### [Exercise brief]
Out of the lines below, please list those that hold the string "maximum".

· · · · ·

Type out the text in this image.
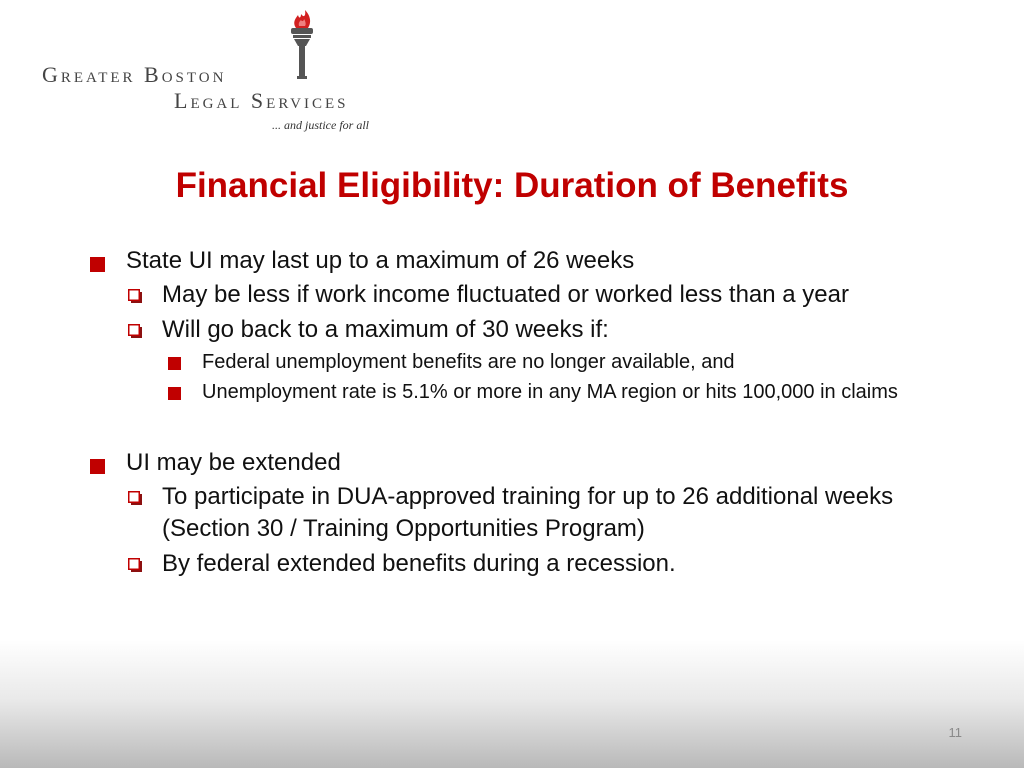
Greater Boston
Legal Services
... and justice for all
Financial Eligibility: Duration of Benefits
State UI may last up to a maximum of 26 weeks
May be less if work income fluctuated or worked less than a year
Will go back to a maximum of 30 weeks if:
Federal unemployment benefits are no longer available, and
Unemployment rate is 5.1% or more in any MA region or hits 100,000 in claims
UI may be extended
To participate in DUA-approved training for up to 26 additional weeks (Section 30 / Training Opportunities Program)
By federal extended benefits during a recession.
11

· · · · ·

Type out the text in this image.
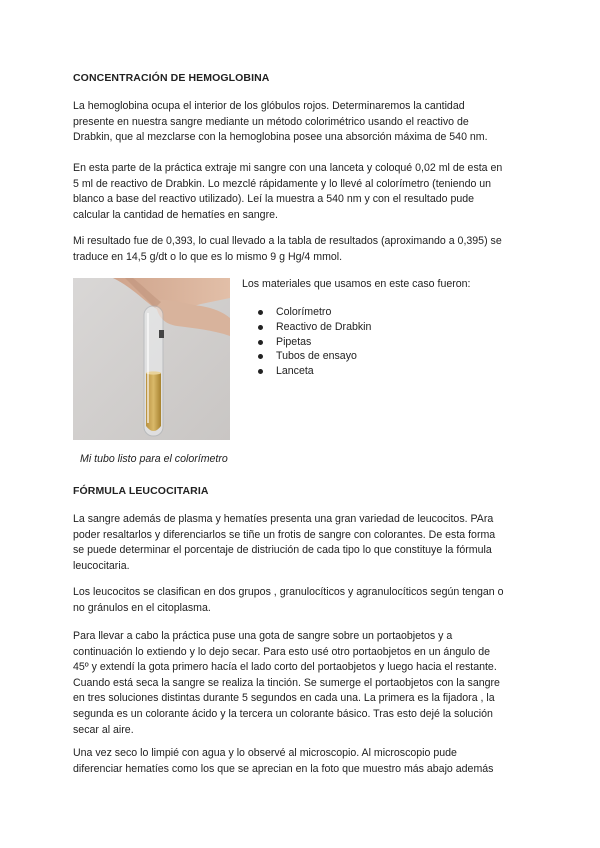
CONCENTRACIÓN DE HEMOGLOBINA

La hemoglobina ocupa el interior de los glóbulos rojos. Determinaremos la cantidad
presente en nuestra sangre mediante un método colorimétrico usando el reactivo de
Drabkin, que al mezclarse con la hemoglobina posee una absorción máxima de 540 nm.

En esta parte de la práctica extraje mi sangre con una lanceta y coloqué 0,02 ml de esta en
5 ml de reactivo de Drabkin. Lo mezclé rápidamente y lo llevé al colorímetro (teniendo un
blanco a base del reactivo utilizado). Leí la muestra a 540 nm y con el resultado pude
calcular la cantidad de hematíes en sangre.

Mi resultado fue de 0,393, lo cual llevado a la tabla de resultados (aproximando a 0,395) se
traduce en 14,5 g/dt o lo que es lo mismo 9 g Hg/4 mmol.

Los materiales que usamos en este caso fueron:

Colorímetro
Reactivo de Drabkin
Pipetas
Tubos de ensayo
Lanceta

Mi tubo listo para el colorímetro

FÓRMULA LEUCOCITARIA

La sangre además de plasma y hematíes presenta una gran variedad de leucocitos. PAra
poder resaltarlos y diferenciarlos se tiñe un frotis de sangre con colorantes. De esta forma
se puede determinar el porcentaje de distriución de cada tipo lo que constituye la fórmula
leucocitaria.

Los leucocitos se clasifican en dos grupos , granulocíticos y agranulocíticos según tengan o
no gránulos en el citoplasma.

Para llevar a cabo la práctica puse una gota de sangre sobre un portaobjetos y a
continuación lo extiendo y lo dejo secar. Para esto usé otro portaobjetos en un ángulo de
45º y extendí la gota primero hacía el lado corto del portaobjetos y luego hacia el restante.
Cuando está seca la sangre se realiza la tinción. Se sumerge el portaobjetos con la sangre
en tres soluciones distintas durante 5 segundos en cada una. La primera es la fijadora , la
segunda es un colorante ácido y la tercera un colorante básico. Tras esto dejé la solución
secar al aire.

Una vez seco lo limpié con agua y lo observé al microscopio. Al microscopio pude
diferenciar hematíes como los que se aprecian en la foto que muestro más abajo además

· · · · ·

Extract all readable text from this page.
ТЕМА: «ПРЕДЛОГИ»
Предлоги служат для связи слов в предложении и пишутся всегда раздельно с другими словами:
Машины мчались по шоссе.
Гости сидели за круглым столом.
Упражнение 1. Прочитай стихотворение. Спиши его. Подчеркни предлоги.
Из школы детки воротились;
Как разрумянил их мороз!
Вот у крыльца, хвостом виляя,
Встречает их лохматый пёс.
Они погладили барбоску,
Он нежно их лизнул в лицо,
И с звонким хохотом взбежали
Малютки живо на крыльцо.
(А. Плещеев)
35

· · · · ·

### [Reply to the exercise]
State UI may last up to a maximum of 26 weeks
Will go back to a maximum of 30 weeks if:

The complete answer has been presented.